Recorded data
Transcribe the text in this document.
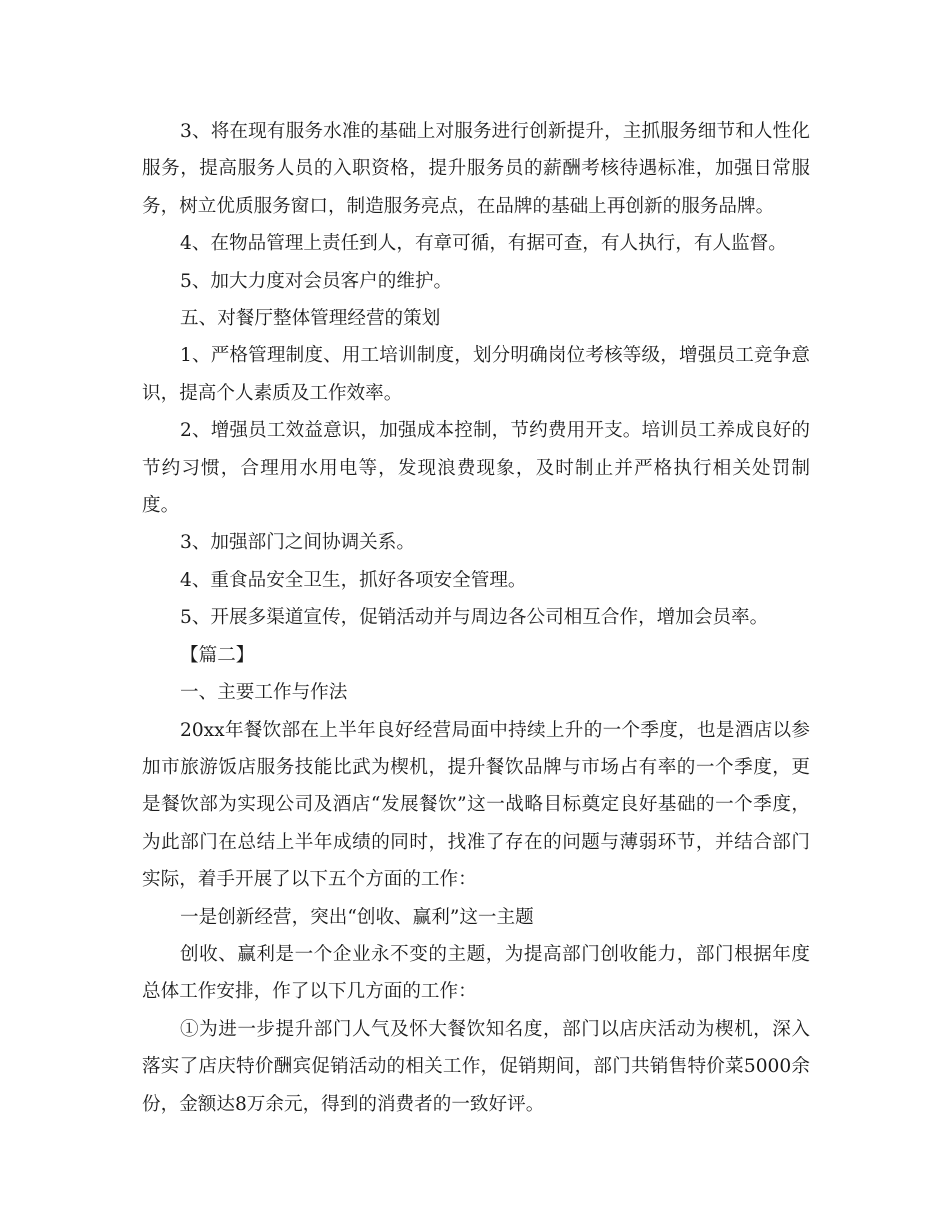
3、将在现有服务水准的基础上对服务进行创新提升，主抓服务细节和人性化服务，提高服务人员的入职资格，提升服务员的薪酬考核待遇标准，加强日常服务，树立优质服务窗口，制造服务亮点，在品牌的基础上再创新的服务品牌。

4、在物品管理上责任到人，有章可循，有据可查，有人执行，有人监督。

5、加大力度对会员客户的维护。

五、对餐厅整体管理经营的策划

1、严格管理制度、用工培训制度，划分明确岗位考核等级，增强员工竞争意识，提高个人素质及工作效率。

2、增强员工效益意识，加强成本控制，节约费用开支。培训员工养成良好的节约习惯，合理用水用电等，发现浪费现象，及时制止并严格执行相关处罚制度。

3、加强部门之间协调关系。

4、重食品安全卫生，抓好各项安全管理。

5、开展多渠道宣传，促销活动并与周边各公司相互合作，增加会员率。

【篇二】

一、主要工作与作法

20xx年餐饮部在上半年良好经营局面中持续上升的一个季度，也是酒店以参加市旅游饭店服务技能比武为楔机，提升餐饮品牌与市场占有率的一个季度，更是餐饮部为实现公司及酒店“发展餐饮”这一战略目标奠定良好基础的一个季度，为此部门在总结上半年成绩的同时，找准了存在的问题与薄弱环节，并结合部门实际，着手开展了以下五个方面的工作：

一是创新经营，突出“创收、赢利”这一主题

创收、赢利是一个企业永不变的主题，为提高部门创收能力，部门根据年度总体工作安排，作了以下几方面的工作：

①为进一步提升部门人气及怀大餐饮知名度，部门以店庆活动为楔机，深入落实了店庆特价酬宾促销活动的相关工作，促销期间，部门共销售特价菜5000余份，金额达8万余元，得到的消费者的一致好评。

> [Written problem] Exclude the pictures and transcribe all of the entries exactly.

> [Task result]
Transcribe the text in this document.
3、将在现有服务水准的基础上对服务进行创新提升，主抓服务细节和人性化服务，提高服务人员的入职资格，提升服务员的薪酬考核待遇标准，加强日常服务，树立优质服务窗口，制造服务亮点，在品牌的基础上再创新的服务品牌。

4、在物品管理上责任到人，有章可循，有据可查，有人执行，有人监督。

5、加大力度对会员客户的维护。

五、对餐厅整体管理经营的策划

1、严格管理制度、用工培训制度，划分明确岗位考核等级，增强员工竞争意识，提高个人素质及工作效率。

2、增强员工效益意识，加强成本控制，节约费用开支。培训员工养成良好的节约习惯，合理用水用电等，发现浪费现象，及时制止并严格执行相关处罚制度。

3、加强部门之间协调关系。

4、重食品安全卫生，抓好各项安全管理。

5、开展多渠道宣传，促销活动并与周边各公司相互合作，增加会员率。

【篇二】

一、主要工作与作法

20xx年餐饮部在上半年良好经营局面中持续上升的一个季度，也是酒店以参加市旅游饭店服务技能比武为楔机，提升餐饮品牌与市场占有率的一个季度，更是餐饮部为实现公司及酒店“发展餐饮”这一战略目标奠定良好基础的一个季度，为此部门在总结上半年成绩的同时，找准了存在的问题与薄弱环节，并结合部门实际，着手开展了以下五个方面的工作：

一是创新经营，突出“创收、赢利”这一主题

创收、赢利是一个企业永不变的主题，为提高部门创收能力，部门根据年度总体工作安排，作了以下几方面的工作：

①为进一步提升部门人气及怀大餐饮知名度，部门以店庆活动为楔机，深入落实了店庆特价酬宾促销活动的相关工作，促销期间，部门共销售特价菜5000余份，金额达8万余元，得到的消费者的一致好评。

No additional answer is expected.